[Brief]
Every line below must be reproduced exactly. Copy them all.

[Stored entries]
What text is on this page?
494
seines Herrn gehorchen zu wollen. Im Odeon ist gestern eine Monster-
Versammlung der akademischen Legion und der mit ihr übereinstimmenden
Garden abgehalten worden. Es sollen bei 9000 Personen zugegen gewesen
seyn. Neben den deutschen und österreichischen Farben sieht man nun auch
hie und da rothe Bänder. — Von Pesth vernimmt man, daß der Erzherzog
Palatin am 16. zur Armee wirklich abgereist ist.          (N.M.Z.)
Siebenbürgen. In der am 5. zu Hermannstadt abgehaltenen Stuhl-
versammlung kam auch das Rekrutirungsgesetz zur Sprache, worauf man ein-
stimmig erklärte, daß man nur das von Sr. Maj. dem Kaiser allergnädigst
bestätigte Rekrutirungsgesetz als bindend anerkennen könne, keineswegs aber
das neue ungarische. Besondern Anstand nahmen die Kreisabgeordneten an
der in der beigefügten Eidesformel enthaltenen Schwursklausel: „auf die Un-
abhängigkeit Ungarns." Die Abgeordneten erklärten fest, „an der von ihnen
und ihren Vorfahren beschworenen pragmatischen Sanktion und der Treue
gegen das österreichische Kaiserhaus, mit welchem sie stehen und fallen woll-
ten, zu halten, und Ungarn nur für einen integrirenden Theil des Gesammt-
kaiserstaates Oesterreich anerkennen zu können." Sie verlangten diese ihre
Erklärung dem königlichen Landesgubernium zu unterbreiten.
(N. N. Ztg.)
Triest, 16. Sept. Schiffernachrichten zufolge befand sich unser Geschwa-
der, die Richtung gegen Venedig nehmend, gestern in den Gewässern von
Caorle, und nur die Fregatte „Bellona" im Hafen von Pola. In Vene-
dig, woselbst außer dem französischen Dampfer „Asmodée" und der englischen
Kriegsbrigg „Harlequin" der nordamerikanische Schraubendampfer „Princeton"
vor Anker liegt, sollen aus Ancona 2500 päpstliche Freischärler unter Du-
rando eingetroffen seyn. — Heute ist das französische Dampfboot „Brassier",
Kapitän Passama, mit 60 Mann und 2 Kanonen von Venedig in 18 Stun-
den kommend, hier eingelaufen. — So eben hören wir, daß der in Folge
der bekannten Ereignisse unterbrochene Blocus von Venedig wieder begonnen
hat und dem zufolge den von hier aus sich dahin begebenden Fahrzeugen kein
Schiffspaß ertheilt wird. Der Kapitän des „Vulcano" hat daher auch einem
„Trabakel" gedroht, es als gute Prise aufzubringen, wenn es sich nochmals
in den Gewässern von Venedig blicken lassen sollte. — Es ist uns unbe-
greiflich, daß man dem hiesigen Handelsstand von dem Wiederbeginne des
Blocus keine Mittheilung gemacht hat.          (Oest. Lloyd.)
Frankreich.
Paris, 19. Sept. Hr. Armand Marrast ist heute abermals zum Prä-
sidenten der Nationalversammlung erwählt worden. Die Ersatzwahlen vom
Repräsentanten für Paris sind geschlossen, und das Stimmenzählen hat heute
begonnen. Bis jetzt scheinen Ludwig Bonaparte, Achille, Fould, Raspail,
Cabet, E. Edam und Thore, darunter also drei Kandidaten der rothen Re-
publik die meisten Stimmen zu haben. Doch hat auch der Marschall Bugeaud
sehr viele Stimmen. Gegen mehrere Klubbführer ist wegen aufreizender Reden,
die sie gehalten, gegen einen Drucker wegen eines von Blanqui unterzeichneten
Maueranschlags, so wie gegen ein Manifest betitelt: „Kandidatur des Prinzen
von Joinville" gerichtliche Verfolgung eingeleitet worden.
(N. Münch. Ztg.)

[Reply]
What text is on this page?
494
seines Herrn gehorchen zu wollen. Im Odeon ist gestern eine Monster-
Versammlung der akademischen Legion und der mit ihr übereinstimmenden
Garden abgehalten worden. Es sollen bei 9000 Personen zugegen gewesen
seyn. Neben den deutschen und österreichischen Farben sieht man nun auch
hie und da rothe Bänder. — Von Pesth vernimmt man, daß der Erzherzog
Palatin am 16. zur Armee wirklich abgereist ist.          (N.M.Z.)
Siebenbürgen. In der am 5. zu Hermannstadt abgehaltenen Stuhl-
versammlung kam auch das Rekrutirungsgesetz zur Sprache, worauf man ein-
stimmig erklärte, daß man nur das von Sr. Maj. dem Kaiser allergnädigst
bestätigte Rekrutirungsgesetz als bindend anerkennen könne, keineswegs aber
das neue ungarische. Besondern Anstand nahmen die Kreisabgeordneten an
der in der beigefügten Eidesformel enthaltenen Schwursklausel: „auf die Un-
abhängigkeit Ungarns." Die Abgeordneten erklärten fest, „an der von ihnen
und ihren Vorfahren beschworenen pragmatischen Sanktion und der Treue
gegen das österreichische Kaiserhaus, mit welchem sie stehen und fallen woll-
ten, zu halten, und Ungarn nur für einen integrirenden Theil des Gesammt-
kaiserstaates Oesterreich anerkennen zu können." Sie verlangten diese ihre
Erklärung dem königlichen Landesgubernium zu unterbreiten.
(N. N. Ztg.)
Triest, 16. Sept. Schiffernachrichten zufolge befand sich unser Geschwa-
der, die Richtung gegen Venedig nehmend, gestern in den Gewässern von
Caorle, und nur die Fregatte „Bellona" im Hafen von Pola. In Vene-
dig, woselbst außer dem französischen Dampfer „Asmodée" und der englischen
Kriegsbrigg „Harlequin" der nordamerikanische Schraubendampfer „Princeton"
vor Anker liegt, sollen aus Ancona 2500 päpstliche Freischärler unter Du-
rando eingetroffen seyn. — Heute ist das französische Dampfboot „Brassier",
Kapitän Passama, mit 60 Mann und 2 Kanonen von Venedig in 18 Stun-
den kommend, hier eingelaufen. — So eben hören wir, daß der in Folge
der bekannten Ereignisse unterbrochene Blocus von Venedig wieder begonnen
hat und dem zufolge den von hier aus sich dahin begebenden Fahrzeugen kein
Schiffspaß ertheilt wird. Der Kapitän des „Vulcano" hat daher auch einem
„Trabakel" gedroht, es als gute Prise aufzubringen, wenn es sich nochmals
in den Gewässern von Venedig blicken lassen sollte. — Es ist uns unbe-
greiflich, daß man dem hiesigen Handelsstand von dem Wiederbeginne des
Blocus keine Mittheilung gemacht hat.          (Oest. Lloyd.)
Frankreich.
Paris, 19. Sept. Hr. Armand Marrast ist heute abermals zum Prä-
sidenten der Nationalversammlung erwählt worden. Die Ersatzwahlen vom
Repräsentanten für Paris sind geschlossen, und das Stimmenzählen hat heute
begonnen. Bis jetzt scheinen Ludwig Bonaparte, Achille, Fould, Raspail,
Cabet, E. Edam und Thore, darunter also drei Kandidaten der rothen Re-
publik die meisten Stimmen zu haben. Doch hat auch der Marschall Bugeaud
sehr viele Stimmen. Gegen mehrere Klubbführer ist wegen aufreizender Reden,
die sie gehalten, gegen einen Drucker wegen eines von Blanqui unterzeichneten
Maueranschlags, so wie gegen ein Manifest betitelt: „Kandidatur des Prinzen
von Joinville" gerichtliche Verfolgung eingeleitet worden.
(N. Münch. Ztg.)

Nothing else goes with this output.